State how many lines of the listing below contain the string "green", treating uppercase and lowercase as distinct, and give only that number.

## Excerpted data

──────

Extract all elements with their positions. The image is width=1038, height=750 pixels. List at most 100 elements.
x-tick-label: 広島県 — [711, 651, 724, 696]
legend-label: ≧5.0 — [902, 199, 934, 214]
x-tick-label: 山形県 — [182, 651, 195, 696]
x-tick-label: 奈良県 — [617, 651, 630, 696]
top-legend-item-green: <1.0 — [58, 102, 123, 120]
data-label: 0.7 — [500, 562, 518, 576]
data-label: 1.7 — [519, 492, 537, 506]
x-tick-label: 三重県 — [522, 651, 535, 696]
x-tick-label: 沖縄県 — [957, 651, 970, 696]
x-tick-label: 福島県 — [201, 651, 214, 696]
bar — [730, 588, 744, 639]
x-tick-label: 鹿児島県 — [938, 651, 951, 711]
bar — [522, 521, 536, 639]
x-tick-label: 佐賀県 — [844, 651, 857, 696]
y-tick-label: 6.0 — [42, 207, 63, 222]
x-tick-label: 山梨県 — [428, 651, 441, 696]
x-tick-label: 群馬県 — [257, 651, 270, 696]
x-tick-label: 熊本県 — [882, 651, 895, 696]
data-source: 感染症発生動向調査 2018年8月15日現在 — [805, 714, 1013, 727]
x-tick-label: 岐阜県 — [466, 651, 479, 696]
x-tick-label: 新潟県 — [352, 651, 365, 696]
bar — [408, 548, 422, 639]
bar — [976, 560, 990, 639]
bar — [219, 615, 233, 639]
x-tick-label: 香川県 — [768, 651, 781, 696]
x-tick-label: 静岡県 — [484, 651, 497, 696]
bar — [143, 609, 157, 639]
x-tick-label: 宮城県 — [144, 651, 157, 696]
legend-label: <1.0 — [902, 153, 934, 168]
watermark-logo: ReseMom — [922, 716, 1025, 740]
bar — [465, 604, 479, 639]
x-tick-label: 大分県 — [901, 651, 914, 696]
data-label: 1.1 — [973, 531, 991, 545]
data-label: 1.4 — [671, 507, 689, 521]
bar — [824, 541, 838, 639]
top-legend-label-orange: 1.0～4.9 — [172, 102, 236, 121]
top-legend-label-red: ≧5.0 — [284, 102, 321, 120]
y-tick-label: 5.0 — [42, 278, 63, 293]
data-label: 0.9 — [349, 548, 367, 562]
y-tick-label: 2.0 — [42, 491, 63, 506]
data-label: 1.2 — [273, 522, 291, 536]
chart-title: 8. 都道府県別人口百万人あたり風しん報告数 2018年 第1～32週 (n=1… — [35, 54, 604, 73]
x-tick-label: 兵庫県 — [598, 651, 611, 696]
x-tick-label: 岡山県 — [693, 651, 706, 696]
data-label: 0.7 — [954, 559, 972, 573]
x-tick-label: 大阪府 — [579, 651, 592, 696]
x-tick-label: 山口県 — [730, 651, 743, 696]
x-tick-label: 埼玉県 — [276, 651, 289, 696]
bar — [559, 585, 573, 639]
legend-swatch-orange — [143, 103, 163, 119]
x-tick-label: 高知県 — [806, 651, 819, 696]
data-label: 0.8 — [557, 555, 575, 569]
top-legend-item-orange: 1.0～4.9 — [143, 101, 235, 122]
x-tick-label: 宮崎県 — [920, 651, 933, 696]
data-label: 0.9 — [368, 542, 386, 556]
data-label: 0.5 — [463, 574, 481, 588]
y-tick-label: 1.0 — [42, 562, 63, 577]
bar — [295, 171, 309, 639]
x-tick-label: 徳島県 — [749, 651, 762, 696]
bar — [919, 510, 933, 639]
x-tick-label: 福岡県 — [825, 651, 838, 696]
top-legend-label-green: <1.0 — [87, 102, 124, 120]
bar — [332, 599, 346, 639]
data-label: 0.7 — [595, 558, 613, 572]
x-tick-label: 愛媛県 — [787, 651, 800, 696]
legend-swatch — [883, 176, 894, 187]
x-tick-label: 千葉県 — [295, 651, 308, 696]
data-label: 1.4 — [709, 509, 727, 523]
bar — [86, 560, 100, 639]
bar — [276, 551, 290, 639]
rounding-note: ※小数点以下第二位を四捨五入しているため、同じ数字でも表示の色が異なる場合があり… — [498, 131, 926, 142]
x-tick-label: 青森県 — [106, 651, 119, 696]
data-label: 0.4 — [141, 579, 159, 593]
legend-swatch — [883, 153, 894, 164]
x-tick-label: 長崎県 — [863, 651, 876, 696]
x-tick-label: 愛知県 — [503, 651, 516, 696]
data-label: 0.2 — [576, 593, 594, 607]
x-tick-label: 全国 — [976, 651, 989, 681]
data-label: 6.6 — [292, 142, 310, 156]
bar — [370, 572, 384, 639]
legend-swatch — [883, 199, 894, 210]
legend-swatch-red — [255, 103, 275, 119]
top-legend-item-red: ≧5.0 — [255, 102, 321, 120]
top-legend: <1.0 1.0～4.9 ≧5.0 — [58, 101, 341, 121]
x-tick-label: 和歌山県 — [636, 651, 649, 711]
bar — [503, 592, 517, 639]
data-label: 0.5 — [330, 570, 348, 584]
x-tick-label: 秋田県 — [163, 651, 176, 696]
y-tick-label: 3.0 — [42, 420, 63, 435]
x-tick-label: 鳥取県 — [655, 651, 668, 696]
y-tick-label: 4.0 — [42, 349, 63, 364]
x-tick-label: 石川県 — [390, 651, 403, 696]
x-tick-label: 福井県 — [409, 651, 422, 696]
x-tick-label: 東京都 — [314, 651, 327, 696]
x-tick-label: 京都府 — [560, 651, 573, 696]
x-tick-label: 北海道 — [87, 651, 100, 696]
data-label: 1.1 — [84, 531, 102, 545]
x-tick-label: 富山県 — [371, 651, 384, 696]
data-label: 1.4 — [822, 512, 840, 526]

──────

## Result of the exercise
2